======== EXTRACT TO READ

A few days ago I sat down to start planning out my teaching sessions and started considering how I would recommend to our students they manage their information - not just by noting down the references of useful sources they find, but practical ways of saving and storing documents in a way that will enable the to find them again. I was reminded of this blog post by Patrick Dunleavy I read last week: 'I was an EndNote refusenik, but now I’m a Mendeley convert' and I decided it was about time I started exploring some online tools.
So, a few weeks ago when I was starting to think atbou Thing 15 I downloaded Zotero Standalone. and then forgot about it. I am not a firefox user, having been converted to Chrome a while back and discovering that using any other browser now seems just very clunky. Nevertheless, I thought I'd give Zotero a go, and see how far I got. Not very far is the answer. Unfortunately while on the university campus I am restricted as to the things I can download, and apparently add-ons into my browser aren't allowed, so I failed in my attempt to download the Zotero Connector. I began to feel the stirrings of frustration. Next I tried to import a document, which didn't work, and directed me to a singularly unhelpful help page. I started to play around with trying to manage pdfs and bibliographies and found myself very confused. At this point I gave up. Sorry Zotero.
I decided to turn to Mendeley and play with a different tool. Downloading Mendeley desktop was straightforward (as was downloading Zotero Standalone, to be fair). But the Mendeley interface seemed more intuitive, and the help far more abundant. It took me no time at all to find the 'watch folders' function, and suddenly all of the pdfs I'd named in a cryptic an inconsistent manner over the last 3 years, and then carefully stored in a selection of random folders, magically appeared in Mendeley - the majority of which with the correct metadata and all with the pdf attached. I was impressed. I then signed-in to Web Mendeley and the sync function meant the records for all my documents were there instantaneously Impressed again.

================
======== DATA TO USE

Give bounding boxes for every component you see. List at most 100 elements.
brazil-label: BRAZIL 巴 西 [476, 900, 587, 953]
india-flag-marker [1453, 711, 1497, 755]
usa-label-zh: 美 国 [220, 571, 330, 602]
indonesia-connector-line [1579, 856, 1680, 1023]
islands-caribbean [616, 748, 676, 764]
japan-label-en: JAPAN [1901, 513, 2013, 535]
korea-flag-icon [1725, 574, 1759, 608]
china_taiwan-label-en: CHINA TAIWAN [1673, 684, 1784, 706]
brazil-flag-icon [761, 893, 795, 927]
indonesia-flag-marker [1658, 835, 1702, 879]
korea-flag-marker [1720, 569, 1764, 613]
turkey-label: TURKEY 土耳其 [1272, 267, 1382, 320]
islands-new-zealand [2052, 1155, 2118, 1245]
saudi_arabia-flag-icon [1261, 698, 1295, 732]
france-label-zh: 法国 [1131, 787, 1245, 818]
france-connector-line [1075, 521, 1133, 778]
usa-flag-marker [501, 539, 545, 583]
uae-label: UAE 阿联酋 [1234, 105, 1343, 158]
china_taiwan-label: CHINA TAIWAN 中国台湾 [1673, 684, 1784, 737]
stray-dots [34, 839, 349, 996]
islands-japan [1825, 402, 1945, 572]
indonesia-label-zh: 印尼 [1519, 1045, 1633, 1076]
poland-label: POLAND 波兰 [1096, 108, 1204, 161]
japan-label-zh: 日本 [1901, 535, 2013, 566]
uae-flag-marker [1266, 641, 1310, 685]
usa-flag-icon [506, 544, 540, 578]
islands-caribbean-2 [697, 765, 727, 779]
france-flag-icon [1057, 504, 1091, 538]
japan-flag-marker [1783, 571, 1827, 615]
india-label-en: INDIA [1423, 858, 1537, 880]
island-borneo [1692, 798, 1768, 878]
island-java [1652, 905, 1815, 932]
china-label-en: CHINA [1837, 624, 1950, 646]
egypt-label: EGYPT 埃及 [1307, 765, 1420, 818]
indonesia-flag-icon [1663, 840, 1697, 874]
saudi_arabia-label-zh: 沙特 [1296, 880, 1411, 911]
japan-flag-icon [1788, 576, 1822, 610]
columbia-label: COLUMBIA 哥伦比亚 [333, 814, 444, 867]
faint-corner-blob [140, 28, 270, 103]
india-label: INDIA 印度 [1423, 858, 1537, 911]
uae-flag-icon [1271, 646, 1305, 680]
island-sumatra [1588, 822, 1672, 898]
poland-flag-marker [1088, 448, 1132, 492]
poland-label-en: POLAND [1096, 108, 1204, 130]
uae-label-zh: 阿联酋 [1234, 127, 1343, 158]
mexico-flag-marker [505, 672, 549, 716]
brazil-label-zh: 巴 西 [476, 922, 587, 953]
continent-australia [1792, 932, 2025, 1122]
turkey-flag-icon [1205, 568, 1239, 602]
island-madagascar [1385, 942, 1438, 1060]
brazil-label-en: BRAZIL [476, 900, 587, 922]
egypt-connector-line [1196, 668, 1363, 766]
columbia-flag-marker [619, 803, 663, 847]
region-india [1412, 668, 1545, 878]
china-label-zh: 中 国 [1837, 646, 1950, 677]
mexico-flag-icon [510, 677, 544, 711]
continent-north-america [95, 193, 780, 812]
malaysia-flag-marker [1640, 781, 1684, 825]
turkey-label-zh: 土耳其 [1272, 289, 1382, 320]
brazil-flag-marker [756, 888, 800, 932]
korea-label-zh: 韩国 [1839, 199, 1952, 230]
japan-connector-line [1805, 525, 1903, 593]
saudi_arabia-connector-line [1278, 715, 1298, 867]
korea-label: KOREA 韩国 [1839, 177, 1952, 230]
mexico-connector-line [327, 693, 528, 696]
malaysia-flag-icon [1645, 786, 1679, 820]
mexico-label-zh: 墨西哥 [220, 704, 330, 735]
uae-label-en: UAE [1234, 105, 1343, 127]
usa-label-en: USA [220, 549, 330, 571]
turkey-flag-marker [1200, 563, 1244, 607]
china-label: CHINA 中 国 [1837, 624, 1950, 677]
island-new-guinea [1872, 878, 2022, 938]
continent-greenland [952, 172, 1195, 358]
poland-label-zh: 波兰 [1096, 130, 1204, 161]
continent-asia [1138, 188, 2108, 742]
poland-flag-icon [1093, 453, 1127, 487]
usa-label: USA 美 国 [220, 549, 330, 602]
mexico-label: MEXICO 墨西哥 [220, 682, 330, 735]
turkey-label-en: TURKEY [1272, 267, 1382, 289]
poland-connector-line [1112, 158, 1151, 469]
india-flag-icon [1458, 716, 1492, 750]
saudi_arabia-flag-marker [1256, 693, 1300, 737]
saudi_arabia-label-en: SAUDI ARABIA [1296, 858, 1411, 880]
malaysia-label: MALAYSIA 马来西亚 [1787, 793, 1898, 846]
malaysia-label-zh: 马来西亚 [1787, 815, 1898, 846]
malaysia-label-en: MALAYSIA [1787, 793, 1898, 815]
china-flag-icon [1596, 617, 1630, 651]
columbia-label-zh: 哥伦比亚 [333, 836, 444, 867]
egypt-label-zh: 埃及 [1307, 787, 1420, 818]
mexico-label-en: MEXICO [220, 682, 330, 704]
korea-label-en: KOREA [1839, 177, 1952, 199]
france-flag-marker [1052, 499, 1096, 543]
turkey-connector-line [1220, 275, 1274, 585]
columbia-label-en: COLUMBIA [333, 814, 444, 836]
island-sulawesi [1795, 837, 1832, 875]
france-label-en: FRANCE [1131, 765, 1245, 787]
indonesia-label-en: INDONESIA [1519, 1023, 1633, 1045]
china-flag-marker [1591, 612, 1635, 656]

================

SET PROBLEM 1
Answer these questions from the blog post.
(a) Whose blog post was the writer reminded of while planning teaching sessions?
(b) What did the writer fail to download while on the university campus?
(c) Which Mendeley function did the writer find that made the stored pdfs appear?
SET PROBLEM 2
Convert the records from their start up to and including the line with "brazil-flag-icon [761, 893, 795, 927]" into a JSON list of strings, one string per line, with blank lines omitted.
The blog post and the records are unrelated to each other.

PROBLEM SOLUTION 1
(a) Patrick Dunleavy's
(b) The Zotero Connector
(c) The 'watch folders' function

PROBLEM SOLUTION 2
[
  "Give bounding boxes for every component you see. List at most 100 elements.",
  "brazil-label: BRAZIL 巴 西 [476, 900, 587, 953]",
  "india-flag-marker [1453, 711, 1497, 755]",
  "usa-label-zh: 美 国 [220, 571, 330, 602]",
  "indonesia-connector-line [1579, 856, 1680, 1023]",
  "islands-caribbean [616, 748, 676, 764]",
  "japan-label-en: JAPAN [1901, 513, 2013, 535]",
  "korea-flag-icon [1725, 574, 1759, 608]",
  "china_taiwan-label-en: CHINA TAIWAN [1673, 684, 1784, 706]",
  "brazil-flag-icon [761, 893, 795, 927]"
]